-- RECORDED INFORMATION start --
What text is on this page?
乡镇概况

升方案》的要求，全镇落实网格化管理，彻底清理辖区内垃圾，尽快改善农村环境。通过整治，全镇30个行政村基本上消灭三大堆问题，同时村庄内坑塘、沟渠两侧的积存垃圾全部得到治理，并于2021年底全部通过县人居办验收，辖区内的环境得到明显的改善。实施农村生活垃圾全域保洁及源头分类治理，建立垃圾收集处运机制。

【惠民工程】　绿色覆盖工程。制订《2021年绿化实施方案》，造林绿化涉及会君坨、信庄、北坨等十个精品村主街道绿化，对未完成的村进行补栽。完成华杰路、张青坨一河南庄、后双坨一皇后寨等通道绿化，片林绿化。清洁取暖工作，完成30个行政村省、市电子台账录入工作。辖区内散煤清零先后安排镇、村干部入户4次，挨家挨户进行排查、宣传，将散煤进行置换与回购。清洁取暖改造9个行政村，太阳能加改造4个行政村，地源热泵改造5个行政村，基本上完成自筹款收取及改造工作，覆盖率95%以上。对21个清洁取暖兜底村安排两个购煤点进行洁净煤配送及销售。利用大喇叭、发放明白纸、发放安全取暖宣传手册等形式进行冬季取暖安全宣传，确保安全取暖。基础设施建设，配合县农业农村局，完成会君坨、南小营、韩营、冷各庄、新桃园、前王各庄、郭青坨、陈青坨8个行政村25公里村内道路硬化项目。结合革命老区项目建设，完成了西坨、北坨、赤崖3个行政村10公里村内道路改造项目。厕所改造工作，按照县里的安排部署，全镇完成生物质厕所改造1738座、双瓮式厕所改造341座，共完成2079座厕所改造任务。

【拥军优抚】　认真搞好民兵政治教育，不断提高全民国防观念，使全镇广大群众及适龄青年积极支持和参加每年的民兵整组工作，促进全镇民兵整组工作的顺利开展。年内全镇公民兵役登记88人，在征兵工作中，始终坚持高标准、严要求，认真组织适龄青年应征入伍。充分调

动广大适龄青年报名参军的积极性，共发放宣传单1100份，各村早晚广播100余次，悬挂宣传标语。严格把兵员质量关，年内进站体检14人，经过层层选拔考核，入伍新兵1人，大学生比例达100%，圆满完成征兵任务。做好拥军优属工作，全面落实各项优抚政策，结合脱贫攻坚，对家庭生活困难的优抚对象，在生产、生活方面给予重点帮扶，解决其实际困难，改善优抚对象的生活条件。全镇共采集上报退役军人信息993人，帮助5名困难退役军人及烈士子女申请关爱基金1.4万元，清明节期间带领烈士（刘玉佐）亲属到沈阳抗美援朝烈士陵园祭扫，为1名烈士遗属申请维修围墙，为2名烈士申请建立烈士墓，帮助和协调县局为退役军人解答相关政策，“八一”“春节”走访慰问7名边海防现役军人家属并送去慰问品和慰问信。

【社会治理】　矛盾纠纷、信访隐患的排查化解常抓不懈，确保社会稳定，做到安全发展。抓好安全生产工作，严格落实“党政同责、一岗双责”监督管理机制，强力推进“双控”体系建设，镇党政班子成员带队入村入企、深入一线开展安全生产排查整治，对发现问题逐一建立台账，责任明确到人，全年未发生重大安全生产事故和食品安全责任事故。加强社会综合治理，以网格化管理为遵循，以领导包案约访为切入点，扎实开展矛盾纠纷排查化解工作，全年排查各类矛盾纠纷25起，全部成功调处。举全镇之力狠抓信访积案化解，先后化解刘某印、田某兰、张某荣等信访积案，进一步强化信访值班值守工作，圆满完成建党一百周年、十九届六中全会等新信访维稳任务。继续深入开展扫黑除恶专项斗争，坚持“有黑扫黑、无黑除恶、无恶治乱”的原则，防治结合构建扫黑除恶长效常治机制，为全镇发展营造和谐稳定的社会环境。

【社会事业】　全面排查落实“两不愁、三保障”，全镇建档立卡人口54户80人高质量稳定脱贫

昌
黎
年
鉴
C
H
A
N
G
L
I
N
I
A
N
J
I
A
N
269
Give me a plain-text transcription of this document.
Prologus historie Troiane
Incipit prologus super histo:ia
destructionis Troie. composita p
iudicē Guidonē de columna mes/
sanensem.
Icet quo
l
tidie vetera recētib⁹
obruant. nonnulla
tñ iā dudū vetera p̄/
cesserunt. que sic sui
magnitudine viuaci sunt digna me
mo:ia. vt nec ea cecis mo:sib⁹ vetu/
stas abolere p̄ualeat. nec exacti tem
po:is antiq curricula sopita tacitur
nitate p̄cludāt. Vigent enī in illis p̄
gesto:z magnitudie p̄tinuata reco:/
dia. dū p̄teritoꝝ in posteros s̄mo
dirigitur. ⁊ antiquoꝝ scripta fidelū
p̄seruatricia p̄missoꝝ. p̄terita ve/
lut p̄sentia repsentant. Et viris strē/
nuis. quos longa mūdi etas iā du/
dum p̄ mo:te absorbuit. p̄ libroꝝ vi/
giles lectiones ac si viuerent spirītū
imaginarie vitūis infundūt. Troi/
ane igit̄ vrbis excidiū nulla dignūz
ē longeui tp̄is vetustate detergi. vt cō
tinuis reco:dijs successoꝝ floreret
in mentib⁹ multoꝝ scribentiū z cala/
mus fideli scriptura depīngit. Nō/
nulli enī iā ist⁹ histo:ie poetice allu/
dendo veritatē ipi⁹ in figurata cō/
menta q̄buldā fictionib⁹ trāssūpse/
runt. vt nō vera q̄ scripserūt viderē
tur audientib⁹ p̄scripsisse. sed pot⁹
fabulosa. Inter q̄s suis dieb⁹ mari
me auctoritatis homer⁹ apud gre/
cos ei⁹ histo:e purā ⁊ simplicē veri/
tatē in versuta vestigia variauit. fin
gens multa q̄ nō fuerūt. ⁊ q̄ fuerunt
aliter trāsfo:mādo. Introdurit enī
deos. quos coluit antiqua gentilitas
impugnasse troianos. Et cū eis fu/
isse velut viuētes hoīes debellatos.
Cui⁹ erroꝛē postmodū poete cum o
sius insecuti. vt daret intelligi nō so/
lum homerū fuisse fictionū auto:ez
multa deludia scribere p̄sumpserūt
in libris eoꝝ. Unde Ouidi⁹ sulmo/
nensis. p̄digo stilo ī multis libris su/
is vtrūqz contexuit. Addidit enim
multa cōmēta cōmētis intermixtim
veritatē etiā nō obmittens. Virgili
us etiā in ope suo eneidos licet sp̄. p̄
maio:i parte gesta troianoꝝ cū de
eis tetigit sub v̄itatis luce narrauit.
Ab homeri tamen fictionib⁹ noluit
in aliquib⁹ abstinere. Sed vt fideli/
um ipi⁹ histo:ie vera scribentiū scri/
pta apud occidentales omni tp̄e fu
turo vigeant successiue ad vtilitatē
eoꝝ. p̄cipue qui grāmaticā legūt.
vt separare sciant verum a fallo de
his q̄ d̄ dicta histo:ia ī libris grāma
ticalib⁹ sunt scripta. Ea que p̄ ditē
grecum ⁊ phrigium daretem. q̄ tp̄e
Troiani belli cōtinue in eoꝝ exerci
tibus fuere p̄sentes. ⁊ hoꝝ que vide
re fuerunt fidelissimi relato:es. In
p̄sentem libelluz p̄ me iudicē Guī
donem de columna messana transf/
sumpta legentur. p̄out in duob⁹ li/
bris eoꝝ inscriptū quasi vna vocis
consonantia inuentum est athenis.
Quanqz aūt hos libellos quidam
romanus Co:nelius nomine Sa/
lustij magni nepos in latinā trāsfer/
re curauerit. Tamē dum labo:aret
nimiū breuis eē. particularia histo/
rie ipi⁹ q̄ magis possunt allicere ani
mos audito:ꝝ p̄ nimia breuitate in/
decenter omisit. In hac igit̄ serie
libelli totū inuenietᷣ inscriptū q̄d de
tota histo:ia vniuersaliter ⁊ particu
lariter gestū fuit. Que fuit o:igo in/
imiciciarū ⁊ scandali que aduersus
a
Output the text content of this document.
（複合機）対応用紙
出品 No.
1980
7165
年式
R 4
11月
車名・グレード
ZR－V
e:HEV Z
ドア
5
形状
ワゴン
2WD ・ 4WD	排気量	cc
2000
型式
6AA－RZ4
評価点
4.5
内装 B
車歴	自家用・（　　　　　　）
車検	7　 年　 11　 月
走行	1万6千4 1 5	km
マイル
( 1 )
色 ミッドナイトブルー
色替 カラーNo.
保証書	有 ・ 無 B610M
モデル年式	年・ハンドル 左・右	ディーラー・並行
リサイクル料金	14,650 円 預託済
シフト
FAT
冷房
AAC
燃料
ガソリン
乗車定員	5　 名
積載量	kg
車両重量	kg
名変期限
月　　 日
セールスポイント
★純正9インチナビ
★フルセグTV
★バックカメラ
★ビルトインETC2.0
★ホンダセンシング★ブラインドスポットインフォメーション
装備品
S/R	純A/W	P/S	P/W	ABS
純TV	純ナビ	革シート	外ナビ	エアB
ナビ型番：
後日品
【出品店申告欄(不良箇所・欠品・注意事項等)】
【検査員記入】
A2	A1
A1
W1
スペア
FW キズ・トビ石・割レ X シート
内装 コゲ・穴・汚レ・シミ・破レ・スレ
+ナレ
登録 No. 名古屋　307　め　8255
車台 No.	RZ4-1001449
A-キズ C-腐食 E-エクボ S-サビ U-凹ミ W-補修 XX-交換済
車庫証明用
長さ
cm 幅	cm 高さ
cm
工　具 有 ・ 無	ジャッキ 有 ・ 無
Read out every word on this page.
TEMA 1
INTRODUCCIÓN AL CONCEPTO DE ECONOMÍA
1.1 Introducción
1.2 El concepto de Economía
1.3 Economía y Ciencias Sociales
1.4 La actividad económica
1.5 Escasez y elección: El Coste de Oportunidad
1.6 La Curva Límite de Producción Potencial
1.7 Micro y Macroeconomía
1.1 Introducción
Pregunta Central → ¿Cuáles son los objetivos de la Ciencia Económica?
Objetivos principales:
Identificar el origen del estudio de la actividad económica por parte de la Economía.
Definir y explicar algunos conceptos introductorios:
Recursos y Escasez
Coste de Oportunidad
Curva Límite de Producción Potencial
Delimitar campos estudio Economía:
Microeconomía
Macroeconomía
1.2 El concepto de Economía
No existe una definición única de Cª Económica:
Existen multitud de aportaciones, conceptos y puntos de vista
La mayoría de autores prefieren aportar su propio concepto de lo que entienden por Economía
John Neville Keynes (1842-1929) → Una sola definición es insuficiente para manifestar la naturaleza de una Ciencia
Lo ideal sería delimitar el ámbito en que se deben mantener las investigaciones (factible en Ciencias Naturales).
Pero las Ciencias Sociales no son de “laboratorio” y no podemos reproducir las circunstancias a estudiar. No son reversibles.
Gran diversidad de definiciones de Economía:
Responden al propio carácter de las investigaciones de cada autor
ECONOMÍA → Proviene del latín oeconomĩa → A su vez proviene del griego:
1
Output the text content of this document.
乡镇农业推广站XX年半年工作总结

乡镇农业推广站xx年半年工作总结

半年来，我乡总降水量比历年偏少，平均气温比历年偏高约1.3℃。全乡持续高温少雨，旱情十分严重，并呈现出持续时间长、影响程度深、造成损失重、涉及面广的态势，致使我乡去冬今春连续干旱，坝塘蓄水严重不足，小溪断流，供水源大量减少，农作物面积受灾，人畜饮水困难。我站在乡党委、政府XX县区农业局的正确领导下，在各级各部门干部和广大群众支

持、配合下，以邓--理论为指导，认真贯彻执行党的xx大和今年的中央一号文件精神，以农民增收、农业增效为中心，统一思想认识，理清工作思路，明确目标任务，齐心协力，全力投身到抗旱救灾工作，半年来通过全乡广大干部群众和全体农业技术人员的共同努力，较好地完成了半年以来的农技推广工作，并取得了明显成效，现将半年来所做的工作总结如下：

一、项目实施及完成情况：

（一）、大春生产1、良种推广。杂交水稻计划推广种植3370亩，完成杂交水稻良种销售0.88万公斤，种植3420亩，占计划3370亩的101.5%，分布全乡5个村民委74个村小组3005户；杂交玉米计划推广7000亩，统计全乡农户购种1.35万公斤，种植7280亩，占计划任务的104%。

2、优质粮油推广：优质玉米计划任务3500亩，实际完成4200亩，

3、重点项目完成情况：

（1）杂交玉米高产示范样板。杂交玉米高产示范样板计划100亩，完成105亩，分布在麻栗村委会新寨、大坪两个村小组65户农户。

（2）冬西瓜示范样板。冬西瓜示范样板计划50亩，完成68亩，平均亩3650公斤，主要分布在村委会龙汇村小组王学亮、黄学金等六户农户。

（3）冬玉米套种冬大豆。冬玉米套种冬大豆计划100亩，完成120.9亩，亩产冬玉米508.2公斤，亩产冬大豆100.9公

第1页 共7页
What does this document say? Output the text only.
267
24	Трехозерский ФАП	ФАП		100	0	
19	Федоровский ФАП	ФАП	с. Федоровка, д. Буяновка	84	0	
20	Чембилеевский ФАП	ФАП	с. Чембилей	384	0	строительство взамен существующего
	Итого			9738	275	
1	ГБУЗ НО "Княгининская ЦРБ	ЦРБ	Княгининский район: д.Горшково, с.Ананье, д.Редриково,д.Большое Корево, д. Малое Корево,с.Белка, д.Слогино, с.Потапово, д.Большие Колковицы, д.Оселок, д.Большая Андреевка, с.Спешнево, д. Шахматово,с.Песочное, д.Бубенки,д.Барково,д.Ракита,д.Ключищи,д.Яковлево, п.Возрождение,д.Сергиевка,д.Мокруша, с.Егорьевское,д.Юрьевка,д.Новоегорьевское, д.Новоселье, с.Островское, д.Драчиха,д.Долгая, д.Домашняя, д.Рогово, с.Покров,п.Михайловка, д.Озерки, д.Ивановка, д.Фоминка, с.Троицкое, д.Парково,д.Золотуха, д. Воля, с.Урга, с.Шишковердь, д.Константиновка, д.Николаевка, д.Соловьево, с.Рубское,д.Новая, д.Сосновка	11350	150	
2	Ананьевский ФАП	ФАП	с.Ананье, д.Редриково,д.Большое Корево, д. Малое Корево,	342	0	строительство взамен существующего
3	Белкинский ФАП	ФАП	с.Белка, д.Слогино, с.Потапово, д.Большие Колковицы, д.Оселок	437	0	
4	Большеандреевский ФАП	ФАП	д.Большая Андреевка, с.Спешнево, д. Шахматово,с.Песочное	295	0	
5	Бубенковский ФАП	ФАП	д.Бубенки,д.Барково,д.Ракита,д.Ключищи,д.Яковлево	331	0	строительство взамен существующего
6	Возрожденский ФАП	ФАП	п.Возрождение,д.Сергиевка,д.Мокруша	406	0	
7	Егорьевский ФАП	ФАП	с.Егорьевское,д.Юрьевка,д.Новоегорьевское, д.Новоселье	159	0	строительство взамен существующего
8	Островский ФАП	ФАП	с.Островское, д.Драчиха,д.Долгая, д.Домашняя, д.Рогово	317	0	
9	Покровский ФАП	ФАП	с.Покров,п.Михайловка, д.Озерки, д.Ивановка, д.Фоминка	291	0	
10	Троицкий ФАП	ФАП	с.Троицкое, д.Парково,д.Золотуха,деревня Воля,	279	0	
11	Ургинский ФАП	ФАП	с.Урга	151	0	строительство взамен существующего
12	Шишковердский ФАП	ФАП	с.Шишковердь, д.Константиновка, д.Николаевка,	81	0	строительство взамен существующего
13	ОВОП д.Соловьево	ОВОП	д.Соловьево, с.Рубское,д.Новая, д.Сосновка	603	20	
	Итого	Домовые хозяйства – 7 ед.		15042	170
-- RECORDED INFORMATION end --
#### [WRITTEN PROBLEM]
Scan the material above for the string "Macroeconomía" and report each line where you find it.

#### [FINAL ANSWER]
1.7 Micro y Macroeconomía
Macroeconomía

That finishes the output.